**Given exercise**
Repeat what the lines below say, word for word, and skip every image.

**The input**

┌────────

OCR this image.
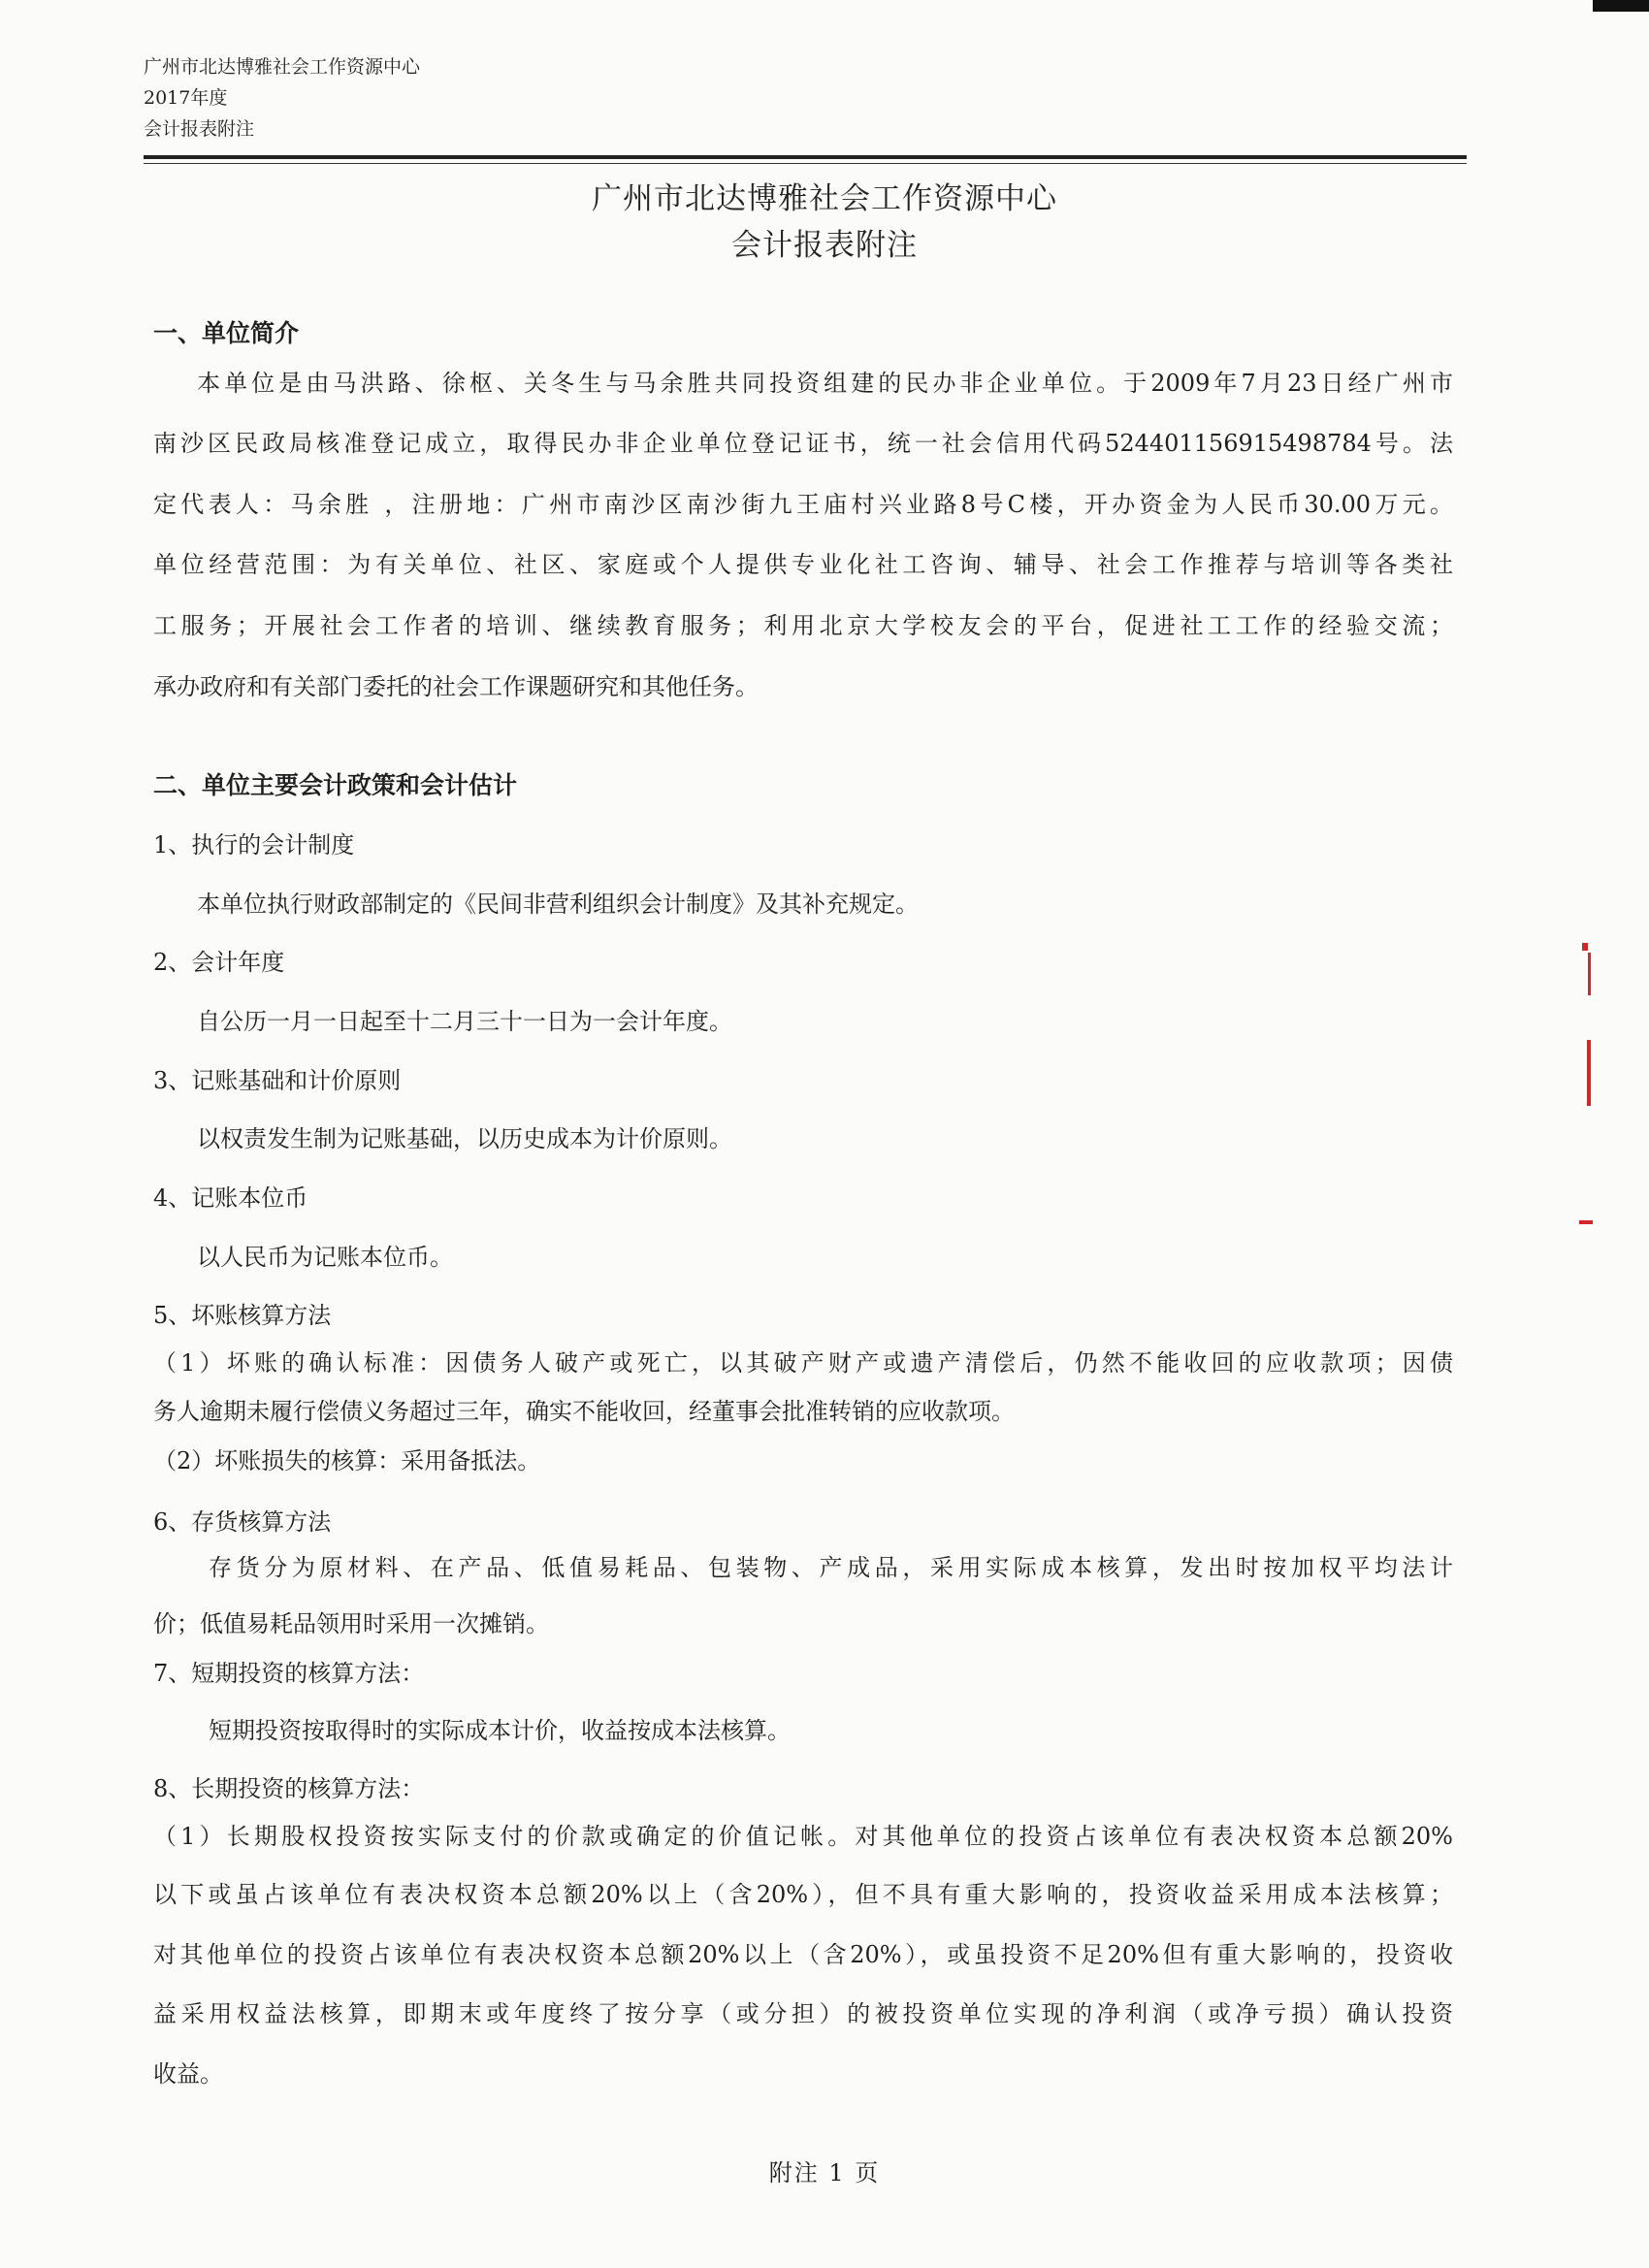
广州市北达博雅社会工作资源中心
2017年度
会计报表附注
广州市北达博雅社会工作资源中心
会计报表附注
一、单位简介
本单位是由马洪路、徐枢、关冬生与马余胜共同投资组建的民办非企业单位。于2009年7月23日经广州市
南沙区民政局核准登记成立，取得民办非企业单位登记证书，统一社会信用代码524401156915498784号。法
定代表人：马余胜 ，注册地：广州市南沙区南沙街九王庙村兴业路8号C楼，开办资金为人民币30.00万元。
单位经营范围：为有关单位、社区、家庭或个人提供专业化社工咨询、辅导、社会工作推荐与培训等各类社
工服务；开展社会工作者的培训、继续教育服务；利用北京大学校友会的平台，促进社工工作的经验交流；
承办政府和有关部门委托的社会工作课题研究和其他任务。
二、单位主要会计政策和会计估计
1、执行的会计制度
本单位执行财政部制定的《民间非营利组织会计制度》及其补充规定。
2、会计年度
自公历一月一日起至十二月三十一日为一会计年度。
3、记账基础和计价原则
以权责发生制为记账基础，以历史成本为计价原则。
4、记账本位币
以人民币为记账本位币。
5、坏账核算方法
（1）坏账的确认标准：因债务人破产或死亡，以其破产财产或遗产清偿后，仍然不能收回的应收款项；因债
务人逾期未履行偿债义务超过三年，确实不能收回，经董事会批准转销的应收款项。
（2）坏账损失的核算：采用备抵法。
6、存货核算方法
存货分为原材料、在产品、低值易耗品、包装物、产成品，采用实际成本核算，发出时按加权平均法计
价；低值易耗品领用时采用一次摊销。
7、短期投资的核算方法：
短期投资按取得时的实际成本计价，收益按成本法核算。
8、长期投资的核算方法：
（1）长期股权投资按实际支付的价款或确定的价值记帐。对其他单位的投资占该单位有表决权资本总额20%
以下或虽占该单位有表决权资本总额20%以上（含20%），但不具有重大影响的，投资收益采用成本法核算；
对其他单位的投资占该单位有表决权资本总额20%以上（含20%），或虽投资不足20%但有重大影响的，投资收
益采用权益法核算，即期末或年度终了按分享（或分担）的被投资单位实现的净利润（或净亏损）确认投资
收益。
附注 1 页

└────────

**Exercise answer**
OCR this image.
广州市北达博雅社会工作资源中心
2017年度
会计报表附注
广州市北达博雅社会工作资源中心
会计报表附注
一、单位简介
本单位是由马洪路、徐枢、关冬生与马余胜共同投资组建的民办非企业单位。于2009年7月23日经广州市
南沙区民政局核准登记成立，取得民办非企业单位登记证书，统一社会信用代码524401156915498784号。法
定代表人：马余胜 ，注册地：广州市南沙区南沙街九王庙村兴业路8号C楼，开办资金为人民币30.00万元。
单位经营范围：为有关单位、社区、家庭或个人提供专业化社工咨询、辅导、社会工作推荐与培训等各类社
工服务；开展社会工作者的培训、继续教育服务；利用北京大学校友会的平台，促进社工工作的经验交流；
承办政府和有关部门委托的社会工作课题研究和其他任务。
二、单位主要会计政策和会计估计
1、执行的会计制度
本单位执行财政部制定的《民间非营利组织会计制度》及其补充规定。
2、会计年度
自公历一月一日起至十二月三十一日为一会计年度。
3、记账基础和计价原则
以权责发生制为记账基础，以历史成本为计价原则。
4、记账本位币
以人民币为记账本位币。
5、坏账核算方法
（1）坏账的确认标准：因债务人破产或死亡，以其破产财产或遗产清偿后，仍然不能收回的应收款项；因债
务人逾期未履行偿债义务超过三年，确实不能收回，经董事会批准转销的应收款项。
（2）坏账损失的核算：采用备抵法。
6、存货核算方法
存货分为原材料、在产品、低值易耗品、包装物、产成品，采用实际成本核算，发出时按加权平均法计
价；低值易耗品领用时采用一次摊销。
7、短期投资的核算方法：
短期投资按取得时的实际成本计价，收益按成本法核算。
8、长期投资的核算方法：
（1）长期股权投资按实际支付的价款或确定的价值记帐。对其他单位的投资占该单位有表决权资本总额20%
以下或虽占该单位有表决权资本总额20%以上（含20%），但不具有重大影响的，投资收益采用成本法核算；
对其他单位的投资占该单位有表决权资本总额20%以上（含20%），或虽投资不足20%但有重大影响的，投资收
益采用权益法核算，即期末或年度终了按分享（或分担）的被投资单位实现的净利润（或净亏损）确认投资
收益。
附注 1 页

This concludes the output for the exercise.